= Provided data =
────────────────────────────────────────
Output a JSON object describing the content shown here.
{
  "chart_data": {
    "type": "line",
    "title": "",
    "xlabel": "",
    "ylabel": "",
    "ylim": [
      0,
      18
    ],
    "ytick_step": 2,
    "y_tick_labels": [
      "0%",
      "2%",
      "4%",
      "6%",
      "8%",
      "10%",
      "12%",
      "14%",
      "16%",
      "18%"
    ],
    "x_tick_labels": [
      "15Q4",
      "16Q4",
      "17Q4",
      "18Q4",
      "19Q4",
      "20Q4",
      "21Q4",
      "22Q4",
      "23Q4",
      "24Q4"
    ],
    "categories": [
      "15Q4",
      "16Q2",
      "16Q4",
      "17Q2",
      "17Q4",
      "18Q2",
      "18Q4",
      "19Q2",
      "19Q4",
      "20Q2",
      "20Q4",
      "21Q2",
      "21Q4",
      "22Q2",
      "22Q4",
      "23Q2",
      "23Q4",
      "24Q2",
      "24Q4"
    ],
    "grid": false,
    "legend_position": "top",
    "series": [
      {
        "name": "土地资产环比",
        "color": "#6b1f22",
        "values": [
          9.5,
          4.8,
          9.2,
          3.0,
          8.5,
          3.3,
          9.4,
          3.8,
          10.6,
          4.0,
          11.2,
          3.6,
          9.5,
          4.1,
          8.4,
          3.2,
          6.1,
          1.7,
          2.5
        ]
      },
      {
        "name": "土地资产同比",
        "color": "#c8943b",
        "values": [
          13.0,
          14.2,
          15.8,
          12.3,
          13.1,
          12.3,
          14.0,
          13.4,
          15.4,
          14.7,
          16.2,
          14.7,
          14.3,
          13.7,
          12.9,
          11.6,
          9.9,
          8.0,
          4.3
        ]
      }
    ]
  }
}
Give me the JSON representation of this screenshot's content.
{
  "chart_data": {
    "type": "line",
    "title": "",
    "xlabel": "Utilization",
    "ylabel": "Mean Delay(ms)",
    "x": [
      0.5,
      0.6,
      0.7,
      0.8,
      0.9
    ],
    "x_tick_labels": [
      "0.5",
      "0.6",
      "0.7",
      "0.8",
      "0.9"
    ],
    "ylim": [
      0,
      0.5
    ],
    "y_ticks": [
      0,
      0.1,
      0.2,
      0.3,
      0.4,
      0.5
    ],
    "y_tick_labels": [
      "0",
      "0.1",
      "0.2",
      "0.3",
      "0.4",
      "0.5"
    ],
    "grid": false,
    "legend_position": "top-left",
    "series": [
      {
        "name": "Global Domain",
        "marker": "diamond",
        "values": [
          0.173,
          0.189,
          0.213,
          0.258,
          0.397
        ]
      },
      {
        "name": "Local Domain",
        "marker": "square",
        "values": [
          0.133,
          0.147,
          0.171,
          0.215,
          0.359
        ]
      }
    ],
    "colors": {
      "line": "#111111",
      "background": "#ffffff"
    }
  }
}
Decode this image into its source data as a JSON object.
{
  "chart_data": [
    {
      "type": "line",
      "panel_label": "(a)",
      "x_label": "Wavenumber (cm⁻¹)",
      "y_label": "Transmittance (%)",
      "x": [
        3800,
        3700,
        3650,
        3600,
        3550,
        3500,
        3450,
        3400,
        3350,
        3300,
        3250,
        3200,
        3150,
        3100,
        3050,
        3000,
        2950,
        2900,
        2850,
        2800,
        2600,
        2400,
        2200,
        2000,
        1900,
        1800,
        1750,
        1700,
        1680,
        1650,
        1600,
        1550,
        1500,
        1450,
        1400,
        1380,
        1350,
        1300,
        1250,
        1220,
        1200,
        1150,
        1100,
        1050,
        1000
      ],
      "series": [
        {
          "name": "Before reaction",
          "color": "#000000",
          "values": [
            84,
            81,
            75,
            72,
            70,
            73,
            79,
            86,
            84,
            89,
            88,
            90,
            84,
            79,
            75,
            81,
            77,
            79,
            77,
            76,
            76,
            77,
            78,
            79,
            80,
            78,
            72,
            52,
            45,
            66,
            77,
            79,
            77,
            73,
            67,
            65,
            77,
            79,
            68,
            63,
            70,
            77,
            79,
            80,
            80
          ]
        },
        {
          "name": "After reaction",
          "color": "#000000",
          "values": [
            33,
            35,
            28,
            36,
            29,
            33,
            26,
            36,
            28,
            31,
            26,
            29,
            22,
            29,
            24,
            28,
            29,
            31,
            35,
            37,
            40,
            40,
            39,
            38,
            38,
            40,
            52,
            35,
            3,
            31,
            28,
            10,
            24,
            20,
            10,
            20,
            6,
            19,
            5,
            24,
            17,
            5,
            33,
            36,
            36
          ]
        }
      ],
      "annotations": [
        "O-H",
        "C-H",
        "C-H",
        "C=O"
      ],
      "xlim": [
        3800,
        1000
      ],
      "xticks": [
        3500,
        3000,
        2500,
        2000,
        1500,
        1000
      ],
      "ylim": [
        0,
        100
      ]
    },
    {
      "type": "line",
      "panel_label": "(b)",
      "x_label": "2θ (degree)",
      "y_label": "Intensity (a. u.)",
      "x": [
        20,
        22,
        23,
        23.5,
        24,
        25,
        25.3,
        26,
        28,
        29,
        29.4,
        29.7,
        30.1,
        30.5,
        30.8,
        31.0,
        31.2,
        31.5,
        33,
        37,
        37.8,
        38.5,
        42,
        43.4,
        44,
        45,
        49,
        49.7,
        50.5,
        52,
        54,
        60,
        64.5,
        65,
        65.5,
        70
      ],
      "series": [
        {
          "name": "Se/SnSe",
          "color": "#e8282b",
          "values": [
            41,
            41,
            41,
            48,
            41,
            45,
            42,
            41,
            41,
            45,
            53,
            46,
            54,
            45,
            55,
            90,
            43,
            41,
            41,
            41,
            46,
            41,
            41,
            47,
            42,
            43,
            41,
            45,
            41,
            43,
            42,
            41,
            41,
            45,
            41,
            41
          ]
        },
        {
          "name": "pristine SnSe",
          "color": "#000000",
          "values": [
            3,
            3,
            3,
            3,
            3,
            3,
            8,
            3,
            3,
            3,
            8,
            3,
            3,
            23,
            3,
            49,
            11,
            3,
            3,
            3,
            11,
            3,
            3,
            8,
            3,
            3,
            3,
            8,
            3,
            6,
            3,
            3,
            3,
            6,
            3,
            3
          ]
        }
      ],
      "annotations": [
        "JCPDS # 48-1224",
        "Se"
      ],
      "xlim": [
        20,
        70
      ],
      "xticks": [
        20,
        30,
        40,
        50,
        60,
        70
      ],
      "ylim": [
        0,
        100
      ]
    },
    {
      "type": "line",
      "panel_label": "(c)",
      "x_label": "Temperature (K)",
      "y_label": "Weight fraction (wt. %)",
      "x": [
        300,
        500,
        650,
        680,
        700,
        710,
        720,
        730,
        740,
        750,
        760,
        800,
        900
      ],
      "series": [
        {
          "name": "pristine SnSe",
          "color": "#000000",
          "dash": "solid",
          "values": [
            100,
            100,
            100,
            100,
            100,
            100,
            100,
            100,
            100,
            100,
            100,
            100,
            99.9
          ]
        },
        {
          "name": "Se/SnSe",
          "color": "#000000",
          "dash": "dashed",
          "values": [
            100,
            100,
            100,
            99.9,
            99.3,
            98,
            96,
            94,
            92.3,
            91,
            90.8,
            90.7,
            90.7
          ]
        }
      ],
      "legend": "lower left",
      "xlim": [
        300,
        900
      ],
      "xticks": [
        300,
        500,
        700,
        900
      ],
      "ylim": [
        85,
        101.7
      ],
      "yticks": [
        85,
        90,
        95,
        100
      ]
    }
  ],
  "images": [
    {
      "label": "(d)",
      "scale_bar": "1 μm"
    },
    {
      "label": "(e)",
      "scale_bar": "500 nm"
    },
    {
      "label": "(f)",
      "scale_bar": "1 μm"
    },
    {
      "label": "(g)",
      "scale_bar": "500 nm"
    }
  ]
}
────────────────────────────────────────
Retype the listing above in full, with no alterations.

Output a JSON object describing the content shown here.
{
  "chart_data": {
    "type": "line",
    "title": "",
    "xlabel": "",
    "ylabel": "",
    "ylim": [
      0,
      18
    ],
    "ytick_step": 2,
    "y_tick_labels": [
      "0%",
      "2%",
      "4%",
      "6%",
      "8%",
      "10%",
      "12%",
      "14%",
      "16%",
      "18%"
    ],
    "x_tick_labels": [
      "15Q4",
      "16Q4",
      "17Q4",
      "18Q4",
      "19Q4",
      "20Q4",
      "21Q4",
      "22Q4",
      "23Q4",
      "24Q4"
    ],
    "categories": [
      "15Q4",
      "16Q2",
      "16Q4",
      "17Q2",
      "17Q4",
      "18Q2",
      "18Q4",
      "19Q2",
      "19Q4",
      "20Q2",
      "20Q4",
      "21Q2",
      "21Q4",
      "22Q2",
      "22Q4",
      "23Q2",
      "23Q4",
      "24Q2",
      "24Q4"
    ],
    "grid": false,
    "legend_position": "top",
    "series": [
      {
        "name": "土地资产环比",
        "color": "#6b1f22",
        "values": [
          9.5,
          4.8,
          9.2,
          3.0,
          8.5,
          3.3,
          9.4,
          3.8,
          10.6,
          4.0,
          11.2,
          3.6,
          9.5,
          4.1,
          8.4,
          3.2,
          6.1,
          1.7,
          2.5
        ]
      },
      {
        "name": "土地资产同比",
        "color": "#c8943b",
        "values": [
          13.0,
          14.2,
          15.8,
          12.3,
          13.1,
          12.3,
          14.0,
          13.4,
          15.4,
          14.7,
          16.2,
          14.7,
          14.3,
          13.7,
          12.9,
          11.6,
          9.9,
          8.0,
          4.3
        ]
      }
    ]
  }
}
Give me the JSON representation of this screenshot's content.
{
  "chart_data": {
    "type": "line",
    "title": "",
    "xlabel": "Utilization",
    "ylabel": "Mean Delay(ms)",
    "x": [
      0.5,
      0.6,
      0.7,
      0.8,
      0.9
    ],
    "x_tick_labels": [
      "0.5",
      "0.6",
      "0.7",
      "0.8",
      "0.9"
    ],
    "ylim": [
      0,
      0.5
    ],
    "y_ticks": [
      0,
      0.1,
      0.2,
      0.3,
      0.4,
      0.5
    ],
    "y_tick_labels": [
      "0",
      "0.1",
      "0.2",
      "0.3",
      "0.4",
      "0.5"
    ],
    "grid": false,
    "legend_position": "top-left",
    "series": [
      {
        "name": "Global Domain",
        "marker": "diamond",
        "values": [
          0.173,
          0.189,
          0.213,
          0.258,
          0.397
        ]
      },
      {
        "name": "Local Domain",
        "marker": "square",
        "values": [
          0.133,
          0.147,
          0.171,
          0.215,
          0.359
        ]
      }
    ],
    "colors": {
      "line": "#111111",
      "background": "#ffffff"
    }
  }
}
Decode this image into its source data as a JSON object.
{
  "chart_data": [
    {
      "type": "line",
      "panel_label": "(a)",
      "x_label": "Wavenumber (cm⁻¹)",
      "y_label": "Transmittance (%)",
      "x": [
        3800,
        3700,
        3650,
        3600,
        3550,
        3500,
        3450,
        3400,
        3350,
        3300,
        3250,
        3200,
        3150,
        3100,
        3050,
        3000,
        2950,
        2900,
        2850,
        2800,
        2600,
        2400,
        2200,
        2000,
        1900,
        1800,
        1750,
        1700,
        1680,
        1650,
        1600,
        1550,
        1500,
        1450,
        1400,
        1380,
        1350,
        1300,
        1250,
        1220,
        1200,
        1150,
        1100,
        1050,
        1000
      ],
      "series": [
        {
          "name": "Before reaction",
          "color": "#000000",
          "values": [
            84,
            81,
            75,
            72,
            70,
            73,
            79,
            86,
            84,
            89,
            88,
            90,
            84,
            79,
            75,
            81,
            77,
            79,
            77,
            76,
            76,
            77,
            78,
            79,
            80,
            78,
            72,
            52,
            45,
            66,
            77,
            79,
            77,
            73,
            67,
            65,
            77,
            79,
            68,
            63,
            70,
            77,
            79,
            80,
            80
          ]
        },
        {
          "name": "After reaction",
          "color": "#000000",
          "values": [
            33,
            35,
            28,
            36,
            29,
            33,
            26,
            36,
            28,
            31,
            26,
            29,
            22,
            29,
            24,
            28,
            29,
            31,
            35,
            37,
            40,
            40,
            39,
            38,
            38,
            40,
            52,
            35,
            3,
            31,
            28,
            10,
            24,
            20,
            10,
            20,
            6,
            19,
            5,
            24,
            17,
            5,
            33,
            36,
            36
          ]
        }
      ],
      "annotations": [
        "O-H",
        "C-H",
        "C-H",
        "C=O"
      ],
      "xlim": [
        3800,
        1000
      ],
      "xticks": [
        3500,
        3000,
        2500,
        2000,
        1500,
        1000
      ],
      "ylim": [
        0,
        100
      ]
    },
    {
      "type": "line",
      "panel_label": "(b)",
      "x_label": "2θ (degree)",
      "y_label": "Intensity (a. u.)",
      "x": [
        20,
        22,
        23,
        23.5,
        24,
        25,
        25.3,
        26,
        28,
        29,
        29.4,
        29.7,
        30.1,
        30.5,
        30.8,
        31.0,
        31.2,
        31.5,
        33,
        37,
        37.8,
        38.5,
        42,
        43.4,
        44,
        45,
        49,
        49.7,
        50.5,
        52,
        54,
        60,
        64.5,
        65,
        65.5,
        70
      ],
      "series": [
        {
          "name": "Se/SnSe",
          "color": "#e8282b",
          "values": [
            41,
            41,
            41,
            48,
            41,
            45,
            42,
            41,
            41,
            45,
            53,
            46,
            54,
            45,
            55,
            90,
            43,
            41,
            41,
            41,
            46,
            41,
            41,
            47,
            42,
            43,
            41,
            45,
            41,
            43,
            42,
            41,
            41,
            45,
            41,
            41
          ]
        },
        {
          "name": "pristine SnSe",
          "color": "#000000",
          "values": [
            3,
            3,
            3,
            3,
            3,
            3,
            8,
            3,
            3,
            3,
            8,
            3,
            3,
            23,
            3,
            49,
            11,
            3,
            3,
            3,
            11,
            3,
            3,
            8,
            3,
            3,
            3,
            8,
            3,
            6,
            3,
            3,
            3,
            6,
            3,
            3
          ]
        }
      ],
      "annotations": [
        "JCPDS # 48-1224",
        "Se"
      ],
      "xlim": [
        20,
        70
      ],
      "xticks": [
        20,
        30,
        40,
        50,
        60,
        70
      ],
      "ylim": [
        0,
        100
      ]
    },
    {
      "type": "line",
      "panel_label": "(c)",
      "x_label": "Temperature (K)",
      "y_label": "Weight fraction (wt. %)",
      "x": [
        300,
        500,
        650,
        680,
        700,
        710,
        720,
        730,
        740,
        750,
        760,
        800,
        900
      ],
      "series": [
        {
          "name": "pristine SnSe",
          "color": "#000000",
          "dash": "solid",
          "values": [
            100,
            100,
            100,
            100,
            100,
            100,
            100,
            100,
            100,
            100,
            100,
            100,
            99.9
          ]
        },
        {
          "name": "Se/SnSe",
          "color": "#000000",
          "dash": "dashed",
          "values": [
            100,
            100,
            100,
            99.9,
            99.3,
            98,
            96,
            94,
            92.3,
            91,
            90.8,
            90.7,
            90.7
          ]
        }
      ],
      "legend": "lower left",
      "xlim": [
        300,
        900
      ],
      "xticks": [
        300,
        500,
        700,
        900
      ],
      "ylim": [
        85,
        101.7
      ],
      "yticks": [
        85,
        90,
        95,
        100
      ]
    }
  ],
  "images": [
    {
      "label": "(d)",
      "scale_bar": "1 μm"
    },
    {
      "label": "(e)",
      "scale_bar": "500 nm"
    },
    {
      "label": "(f)",
      "scale_bar": "1 μm"
    },
    {
      "label": "(g)",
      "scale_bar": "500 nm"
    }
  ]
}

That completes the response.